** Source material **
┏━━
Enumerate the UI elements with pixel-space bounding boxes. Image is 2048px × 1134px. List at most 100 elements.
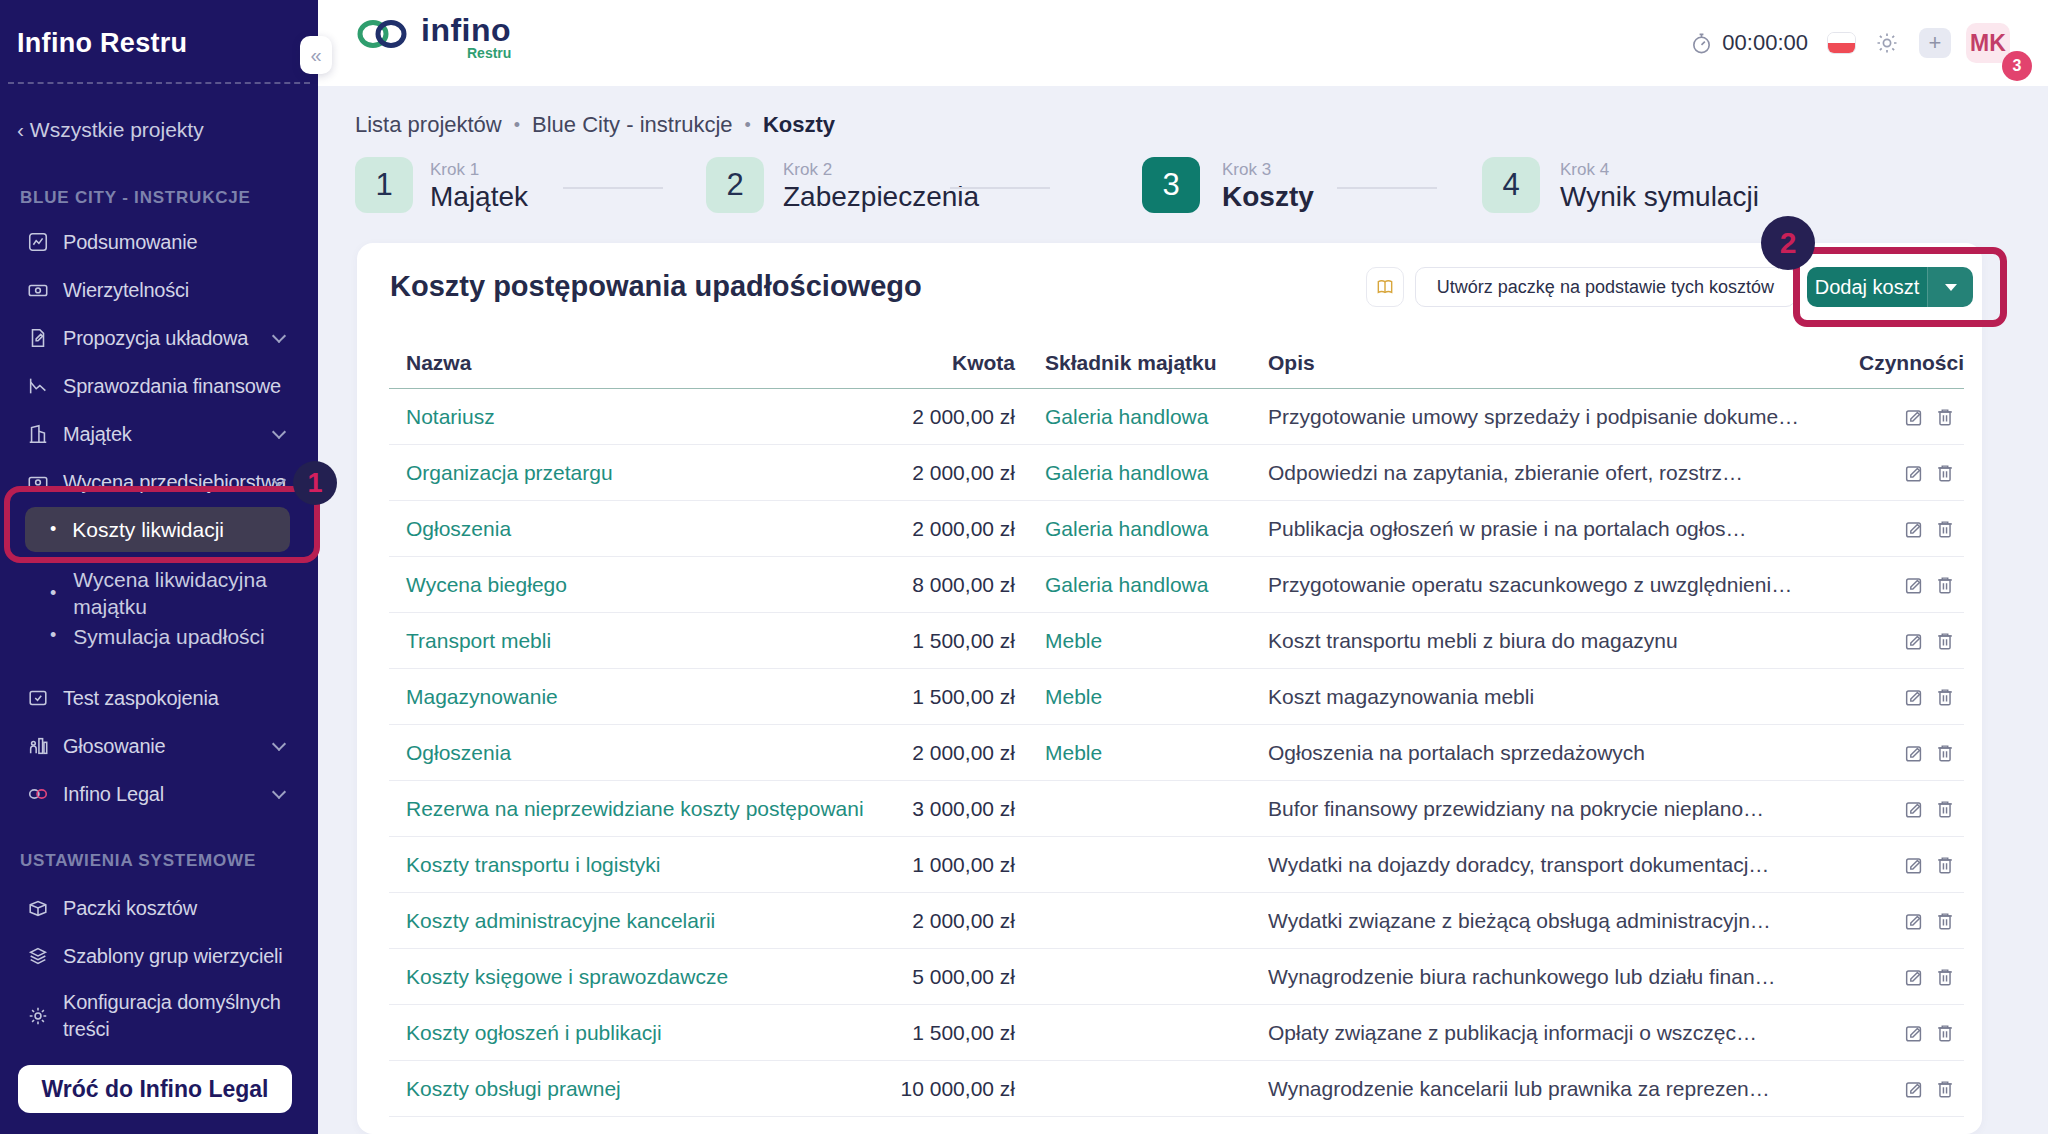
delete-icon[interactable] [1934, 574, 1956, 596]
delete-icon[interactable] [1934, 742, 1956, 764]
column-header-czynnosci: Czynności [1839, 351, 1964, 375]
cost-name-link[interactable]: Ogłoszenia [389, 517, 883, 541]
cost-amount: 2 000,00 zł [883, 405, 1015, 429]
edit-icon[interactable] [1903, 798, 1925, 820]
step-3-label: Krok 3 [1222, 160, 1271, 180]
step-1-number[interactable]: 1 [355, 157, 413, 213]
layers-icon [26, 944, 50, 968]
step-3-number[interactable]: 3 [1142, 157, 1200, 213]
add-cost-dropdown[interactable] [1927, 267, 1973, 307]
back-to-projects-link[interactable]: ‹ Wszystkie projekty [17, 118, 204, 142]
sidebar-item-infino-legal[interactable]: Infino Legal [0, 770, 318, 818]
asset-link[interactable]: Meble [1015, 741, 1268, 765]
cost-name-link[interactable]: Magazynowanie [389, 685, 883, 709]
edit-icon[interactable] [1903, 630, 1925, 652]
sidebar-collapse-button[interactable]: « [300, 36, 332, 74]
step-4-title[interactable]: Wynik symulacji [1560, 181, 1759, 213]
step-3-title[interactable]: Koszty [1222, 181, 1314, 213]
cost-description: Wynagrodzenie biura rachunkowego lub dzi… [1268, 965, 1839, 989]
sidebar-item-test-zaspokojenia[interactable]: Test zaspokojenia [0, 674, 318, 722]
edit-icon[interactable] [1903, 1022, 1925, 1044]
edit-icon[interactable] [1903, 518, 1925, 540]
delete-icon[interactable] [1934, 518, 1956, 540]
cost-name-link[interactable]: Organizacja przetargu [389, 461, 883, 485]
add-button[interactable]: + [1919, 28, 1951, 58]
cost-name-link[interactable]: Koszty ogłoszeń i publikacji [389, 1021, 883, 1045]
step-2-title[interactable]: Zabezpieczenia [783, 181, 979, 213]
cost-name-link[interactable]: Koszty transportu i logistyki [389, 853, 883, 877]
cost-name-link[interactable]: Rezerwa na nieprzewidziane koszty postęp… [389, 797, 883, 821]
cost-name-link[interactable]: Koszty obsługi prawnej [389, 1077, 883, 1101]
cost-name-link[interactable]: Koszty administracyjne kancelarii [389, 909, 883, 933]
asset-link[interactable]: Meble [1015, 685, 1268, 709]
sidebar-item-label: Głosowanie [63, 735, 166, 758]
theme-toggle-icon[interactable] [1875, 31, 1899, 55]
sidebar-item-szablony[interactable]: Szablony grup wierzycieli [0, 932, 318, 980]
edit-icon[interactable] [1903, 406, 1925, 428]
breadcrumb-item[interactable]: Lista projektów [355, 112, 502, 138]
table-row: Ogłoszenia 2 000,00 zł Meble Ogłoszenia … [389, 725, 1964, 781]
step-4-number[interactable]: 4 [1482, 157, 1540, 213]
sidebar-item-wierzytelnosci[interactable]: Wierzytelności [0, 266, 318, 314]
book-icon-button[interactable] [1366, 267, 1404, 307]
edit-icon[interactable] [1903, 462, 1925, 484]
sidebar-item-label: Wycena likwidacyjna majątku [73, 566, 290, 620]
cost-name-link[interactable]: Transport mebli [389, 629, 883, 653]
back-to-infino-legal-button[interactable]: Wróć do Infino Legal [18, 1065, 292, 1113]
delete-icon[interactable] [1934, 406, 1956, 428]
language-flag-poland[interactable] [1827, 32, 1856, 54]
delete-icon[interactable] [1934, 966, 1956, 988]
edit-icon[interactable] [1903, 742, 1925, 764]
infinity-icon [26, 782, 50, 806]
sidebar-item-propozycja-ukladowa[interactable]: Propozycja układowa [0, 314, 318, 362]
sidebar-subitem-wycena-likwidacyjna[interactable]: • Wycena likwidacyjna majątku [50, 566, 290, 620]
cost-description: Koszt transportu mebli z biura do magazy… [1268, 629, 1839, 653]
cost-amount: 2 000,00 zł [883, 461, 1015, 485]
delete-icon[interactable] [1934, 1078, 1956, 1100]
add-cost-button[interactable]: Dodaj koszt [1807, 267, 1973, 307]
sidebar-item-label: Podsumowanie [63, 231, 197, 254]
cost-name-link[interactable]: Ogłoszenia [389, 741, 883, 765]
delete-icon[interactable] [1934, 462, 1956, 484]
cost-name-link[interactable]: Wycena biegłego [389, 573, 883, 597]
cost-description: Wydatki na dojazdy doradcy, transport do… [1268, 853, 1839, 877]
card-title: Koszty postępowania upadłościowego [390, 270, 922, 303]
sidebar-item-sprawozdania[interactable]: Sprawozdania finansowe [0, 362, 318, 410]
edit-icon[interactable] [1903, 854, 1925, 876]
chevron-down-icon [272, 785, 286, 799]
sidebar-item-podsumowanie[interactable]: Podsumowanie [0, 218, 318, 266]
sidebar-item-majatek[interactable]: Majątek [0, 410, 318, 458]
sidebar-subitem-symulacja-upadlosci[interactable]: • Symulacja upadłości [50, 625, 265, 649]
delete-icon[interactable] [1934, 1022, 1956, 1044]
edit-icon[interactable] [1903, 910, 1925, 932]
asset-link[interactable]: Galeria handlowa [1015, 573, 1268, 597]
asset-link[interactable]: Galeria handlowa [1015, 405, 1268, 429]
delete-icon[interactable] [1934, 910, 1956, 932]
asset-link[interactable]: Galeria handlowa [1015, 517, 1268, 541]
delete-icon[interactable] [1934, 798, 1956, 820]
table-row: Organizacja przetargu 2 000,00 zł Galeri… [389, 445, 1964, 501]
edit-icon[interactable] [1903, 966, 1925, 988]
cost-name-link[interactable]: Koszty księgowe i sprawozdawcze [389, 965, 883, 989]
sidebar-item-glosowanie[interactable]: Głosowanie [0, 722, 318, 770]
sidebar-item-label: Infino Legal [63, 783, 164, 806]
edit-icon[interactable] [1903, 686, 1925, 708]
cost-name-link[interactable]: Notariusz [389, 405, 883, 429]
delete-icon[interactable] [1934, 630, 1956, 652]
cost-amount: 2 000,00 zł [883, 909, 1015, 933]
sidebar-item-paczki-kosztow[interactable]: Paczki kosztów [0, 884, 318, 932]
step-1-title[interactable]: Majątek [430, 181, 528, 213]
cost-amount: 1 500,00 zł [883, 629, 1015, 653]
sidebar-item-konfiguracja[interactable]: Konfiguracja domyślnych treści [0, 980, 318, 1052]
sidebar-item-label: Konfiguracja domyślnych treści [63, 989, 288, 1043]
asset-link[interactable]: Meble [1015, 629, 1268, 653]
edit-icon[interactable] [1903, 574, 1925, 596]
asset-link[interactable]: Galeria handlowa [1015, 461, 1268, 485]
delete-icon[interactable] [1934, 854, 1956, 876]
app: Infino Restru ‹ Wszystkie projekty BLUE … [0, 0, 2048, 1134]
step-2-number[interactable]: 2 [706, 157, 764, 213]
delete-icon[interactable] [1934, 686, 1956, 708]
create-package-button[interactable]: Utwórz paczkę na podstawie tych kosztów [1415, 267, 1796, 307]
breadcrumb-item[interactable]: Blue City - instrukcje [532, 112, 733, 138]
edit-icon[interactable] [1903, 1078, 1925, 1100]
┗━━
** Required task **
Copy all of the material above line for line, without changing anything, and leave out the pictures.

** The answer **
Enumerate the UI elements with pixel-space bounding boxes. Image is 2048px × 1134px. List at most 100 elements.
delete-icon[interactable] [1934, 574, 1956, 596]
delete-icon[interactable] [1934, 742, 1956, 764]
column-header-czynnosci: Czynności [1839, 351, 1964, 375]
cost-name-link[interactable]: Ogłoszenia [389, 517, 883, 541]
cost-amount: 2 000,00 zł [883, 405, 1015, 429]
edit-icon[interactable] [1903, 798, 1925, 820]
step-3-label: Krok 3 [1222, 160, 1271, 180]
step-1-number[interactable]: 1 [355, 157, 413, 213]
layers-icon [26, 944, 50, 968]
step-3-number[interactable]: 3 [1142, 157, 1200, 213]
add-cost-dropdown[interactable] [1927, 267, 1973, 307]
back-to-projects-link[interactable]: ‹ Wszystkie projekty [17, 118, 204, 142]
sidebar-item-infino-legal[interactable]: Infino Legal [0, 770, 318, 818]
asset-link[interactable]: Meble [1015, 741, 1268, 765]
cost-name-link[interactable]: Magazynowanie [389, 685, 883, 709]
edit-icon[interactable] [1903, 630, 1925, 652]
sidebar-collapse-button[interactable]: « [300, 36, 332, 74]
step-4-title[interactable]: Wynik symulacji [1560, 181, 1759, 213]
step-3-title[interactable]: Koszty [1222, 181, 1314, 213]
cost-description: Wynagrodzenie biura rachunkowego lub dzi… [1268, 965, 1839, 989]
sidebar-item-test-zaspokojenia[interactable]: Test zaspokojenia [0, 674, 318, 722]
edit-icon[interactable] [1903, 1022, 1925, 1044]
edit-icon[interactable] [1903, 518, 1925, 540]
delete-icon[interactable] [1934, 518, 1956, 540]
cost-name-link[interactable]: Organizacja przetargu [389, 461, 883, 485]
add-button[interactable]: + [1919, 28, 1951, 58]
cost-name-link[interactable]: Koszty ogłoszeń i publikacji [389, 1021, 883, 1045]
step-2-title[interactable]: Zabezpieczenia [783, 181, 979, 213]
cost-name-link[interactable]: Koszty transportu i logistyki [389, 853, 883, 877]
cost-name-link[interactable]: Rezerwa na nieprzewidziane koszty postęp… [389, 797, 883, 821]
cost-name-link[interactable]: Koszty obsługi prawnej [389, 1077, 883, 1101]
cost-name-link[interactable]: Koszty administracyjne kancelarii [389, 909, 883, 933]
asset-link[interactable]: Meble [1015, 685, 1268, 709]
sidebar-item-label: Głosowanie [63, 735, 166, 758]
theme-toggle-icon[interactable] [1875, 31, 1899, 55]
sidebar-item-szablony[interactable]: Szablony grup wierzycieli [0, 932, 318, 980]
edit-icon[interactable] [1903, 406, 1925, 428]
breadcrumb-item[interactable]: Lista projektów [355, 112, 502, 138]
table-row: Ogłoszenia 2 000,00 zł Meble Ogłoszenia … [389, 725, 1964, 781]
step-4-number[interactable]: 4 [1482, 157, 1540, 213]
sidebar-item-wierzytelnosci[interactable]: Wierzytelności [0, 266, 318, 314]
book-icon-button[interactable] [1366, 267, 1404, 307]
edit-icon[interactable] [1903, 462, 1925, 484]
sidebar-item-label: Wycena likwidacyjna majątku [73, 566, 290, 620]
cost-name-link[interactable]: Transport mebli [389, 629, 883, 653]
back-to-infino-legal-button[interactable]: Wróć do Infino Legal [18, 1065, 292, 1113]
delete-icon[interactable] [1934, 406, 1956, 428]
language-flag-poland[interactable] [1827, 32, 1856, 54]
delete-icon[interactable] [1934, 966, 1956, 988]
edit-icon[interactable] [1903, 742, 1925, 764]
infinity-icon [26, 782, 50, 806]
sidebar-item-propozycja-ukladowa[interactable]: Propozycja układowa [0, 314, 318, 362]
sidebar-subitem-wycena-likwidacyjna[interactable]: • Wycena likwidacyjna majątku [50, 566, 290, 620]
cost-description: Koszt transportu mebli z biura do magazy… [1268, 629, 1839, 653]
cost-amount: 2 000,00 zł [883, 461, 1015, 485]
delete-icon[interactable] [1934, 1078, 1956, 1100]
add-cost-button[interactable]: Dodaj koszt [1807, 267, 1973, 307]
sidebar-item-label: Podsumowanie [63, 231, 197, 254]
cost-name-link[interactable]: Ogłoszenia [389, 741, 883, 765]
delete-icon[interactable] [1934, 462, 1956, 484]
cost-name-link[interactable]: Wycena biegłego [389, 573, 883, 597]
cost-description: Wydatki na dojazdy doradcy, transport do… [1268, 853, 1839, 877]
card-title: Koszty postępowania upadłościowego [390, 270, 922, 303]
sidebar-item-sprawozdania[interactable]: Sprawozdania finansowe [0, 362, 318, 410]
edit-icon[interactable] [1903, 854, 1925, 876]
chevron-down-icon [272, 785, 286, 799]
sidebar-item-podsumowanie[interactable]: Podsumowanie [0, 218, 318, 266]
sidebar-item-majatek[interactable]: Majątek [0, 410, 318, 458]
sidebar-subitem-symulacja-upadlosci[interactable]: • Symulacja upadłości [50, 625, 265, 649]
delete-icon[interactable] [1934, 1022, 1956, 1044]
edit-icon[interactable] [1903, 910, 1925, 932]
asset-link[interactable]: Galeria handlowa [1015, 573, 1268, 597]
asset-link[interactable]: Galeria handlowa [1015, 405, 1268, 429]
delete-icon[interactable] [1934, 910, 1956, 932]
asset-link[interactable]: Galeria handlowa [1015, 517, 1268, 541]
delete-icon[interactable] [1934, 798, 1956, 820]
table-row: Organizacja przetargu 2 000,00 zł Galeri… [389, 445, 1964, 501]
edit-icon[interactable] [1903, 966, 1925, 988]
cost-name-link[interactable]: Koszty księgowe i sprawozdawcze [389, 965, 883, 989]
sidebar-item-glosowanie[interactable]: Głosowanie [0, 722, 318, 770]
sidebar-item-label: Infino Legal [63, 783, 164, 806]
edit-icon[interactable] [1903, 686, 1925, 708]
cost-name-link[interactable]: Notariusz [389, 405, 883, 429]
delete-icon[interactable] [1934, 630, 1956, 652]
cost-amount: 2 000,00 zł [883, 909, 1015, 933]
sidebar-item-paczki-kosztow[interactable]: Paczki kosztów [0, 884, 318, 932]
step-1-title[interactable]: Majątek [430, 181, 528, 213]
cost-amount: 1 500,00 zł [883, 629, 1015, 653]
sidebar-item-konfiguracja[interactable]: Konfiguracja domyślnych treści [0, 980, 318, 1052]
sidebar-item-label: Konfiguracja domyślnych treści [63, 989, 288, 1043]
asset-link[interactable]: Meble [1015, 629, 1268, 653]
edit-icon[interactable] [1903, 574, 1925, 596]
asset-link[interactable]: Galeria handlowa [1015, 461, 1268, 485]
delete-icon[interactable] [1934, 854, 1956, 876]
app: Infino Restru ‹ Wszystkie projekty BLUE … [0, 0, 2048, 1134]
step-2-number[interactable]: 2 [706, 157, 764, 213]
delete-icon[interactable] [1934, 686, 1956, 708]
create-package-button[interactable]: Utwórz paczkę na podstawie tych kosztów [1415, 267, 1796, 307]
breadcrumb-item[interactable]: Blue City - instrukcje [532, 112, 733, 138]
edit-icon[interactable] [1903, 1078, 1925, 1100]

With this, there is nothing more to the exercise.